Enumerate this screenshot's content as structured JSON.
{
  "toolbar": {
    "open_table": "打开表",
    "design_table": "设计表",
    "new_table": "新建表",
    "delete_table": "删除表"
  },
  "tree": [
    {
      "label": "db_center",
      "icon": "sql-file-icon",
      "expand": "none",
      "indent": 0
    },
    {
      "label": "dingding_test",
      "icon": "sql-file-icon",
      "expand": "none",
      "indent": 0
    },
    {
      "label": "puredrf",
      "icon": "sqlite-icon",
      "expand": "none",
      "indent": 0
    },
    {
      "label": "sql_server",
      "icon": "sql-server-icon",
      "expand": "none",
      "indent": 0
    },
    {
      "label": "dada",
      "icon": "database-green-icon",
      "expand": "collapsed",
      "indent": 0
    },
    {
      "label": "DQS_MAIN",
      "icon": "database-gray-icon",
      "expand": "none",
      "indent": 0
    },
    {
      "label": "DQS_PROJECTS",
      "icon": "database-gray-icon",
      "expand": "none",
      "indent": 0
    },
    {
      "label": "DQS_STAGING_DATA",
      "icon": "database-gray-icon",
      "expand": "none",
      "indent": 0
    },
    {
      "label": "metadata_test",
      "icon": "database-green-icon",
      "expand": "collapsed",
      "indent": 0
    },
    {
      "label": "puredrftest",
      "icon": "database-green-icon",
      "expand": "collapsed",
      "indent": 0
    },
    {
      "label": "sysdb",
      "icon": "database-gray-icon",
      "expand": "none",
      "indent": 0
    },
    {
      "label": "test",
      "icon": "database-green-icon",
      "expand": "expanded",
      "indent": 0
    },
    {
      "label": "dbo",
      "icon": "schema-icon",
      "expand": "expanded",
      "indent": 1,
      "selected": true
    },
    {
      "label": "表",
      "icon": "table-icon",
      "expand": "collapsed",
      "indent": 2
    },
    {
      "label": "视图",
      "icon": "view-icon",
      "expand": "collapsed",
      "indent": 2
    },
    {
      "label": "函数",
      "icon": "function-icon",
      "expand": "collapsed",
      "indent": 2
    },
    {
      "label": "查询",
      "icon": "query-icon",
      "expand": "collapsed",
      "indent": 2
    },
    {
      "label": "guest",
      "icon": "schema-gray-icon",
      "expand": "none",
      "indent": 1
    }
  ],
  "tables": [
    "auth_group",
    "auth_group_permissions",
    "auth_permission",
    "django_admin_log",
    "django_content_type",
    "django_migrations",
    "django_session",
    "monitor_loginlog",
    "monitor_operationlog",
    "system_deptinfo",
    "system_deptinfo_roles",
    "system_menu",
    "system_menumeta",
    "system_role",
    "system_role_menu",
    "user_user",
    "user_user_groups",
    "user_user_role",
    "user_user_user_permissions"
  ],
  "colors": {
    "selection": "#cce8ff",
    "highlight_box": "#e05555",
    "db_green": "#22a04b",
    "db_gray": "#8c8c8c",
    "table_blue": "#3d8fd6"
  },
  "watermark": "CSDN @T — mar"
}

========================================

- [INSTRUCTIONS TO FOLLOW]: Here, the records must be output exactly and in full.

- [EXERCISE OUTPUT]:
Enumerate this screenshot's content as structured JSON.
{
  "toolbar": {
    "open_table": "打开表",
    "design_table": "设计表",
    "new_table": "新建表",
    "delete_table": "删除表"
  },
  "tree": [
    {
      "label": "db_center",
      "icon": "sql-file-icon",
      "expand": "none",
      "indent": 0
    },
    {
      "label": "dingding_test",
      "icon": "sql-file-icon",
      "expand": "none",
      "indent": 0
    },
    {
      "label": "puredrf",
      "icon": "sqlite-icon",
      "expand": "none",
      "indent": 0
    },
    {
      "label": "sql_server",
      "icon": "sql-server-icon",
      "expand": "none",
      "indent": 0
    },
    {
      "label": "dada",
      "icon": "database-green-icon",
      "expand": "collapsed",
      "indent": 0
    },
    {
      "label": "DQS_MAIN",
      "icon": "database-gray-icon",
      "expand": "none",
      "indent": 0
    },
    {
      "label": "DQS_PROJECTS",
      "icon": "database-gray-icon",
      "expand": "none",
      "indent": 0
    },
    {
      "label": "DQS_STAGING_DATA",
      "icon": "database-gray-icon",
      "expand": "none",
      "indent": 0
    },
    {
      "label": "metadata_test",
      "icon": "database-green-icon",
      "expand": "collapsed",
      "indent": 0
    },
    {
      "label": "puredrftest",
      "icon": "database-green-icon",
      "expand": "collapsed",
      "indent": 0
    },
    {
      "label": "sysdb",
      "icon": "database-gray-icon",
      "expand": "none",
      "indent": 0
    },
    {
      "label": "test",
      "icon": "database-green-icon",
      "expand": "expanded",
      "indent": 0
    },
    {
      "label": "dbo",
      "icon": "schema-icon",
      "expand": "expanded",
      "indent": 1,
      "selected": true
    },
    {
      "label": "表",
      "icon": "table-icon",
      "expand": "collapsed",
      "indent": 2
    },
    {
      "label": "视图",
      "icon": "view-icon",
      "expand": "collapsed",
      "indent": 2
    },
    {
      "label": "函数",
      "icon": "function-icon",
      "expand": "collapsed",
      "indent": 2
    },
    {
      "label": "查询",
      "icon": "query-icon",
      "expand": "collapsed",
      "indent": 2
    },
    {
      "label": "guest",
      "icon": "schema-gray-icon",
      "expand": "none",
      "indent": 1
    }
  ],
  "tables": [
    "auth_group",
    "auth_group_permissions",
    "auth_permission",
    "django_admin_log",
    "django_content_type",
    "django_migrations",
    "django_session",
    "monitor_loginlog",
    "monitor_operationlog",
    "system_deptinfo",
    "system_deptinfo_roles",
    "system_menu",
    "system_menumeta",
    "system_role",
    "system_role_menu",
    "user_user",
    "user_user_groups",
    "user_user_role",
    "user_user_user_permissions"
  ],
  "colors": {
    "selection": "#cce8ff",
    "highlight_box": "#e05555",
    "db_green": "#22a04b",
    "db_gray": "#8c8c8c",
    "table_blue": "#3d8fd6"
  },
  "watermark": "CSDN @T — mar"
}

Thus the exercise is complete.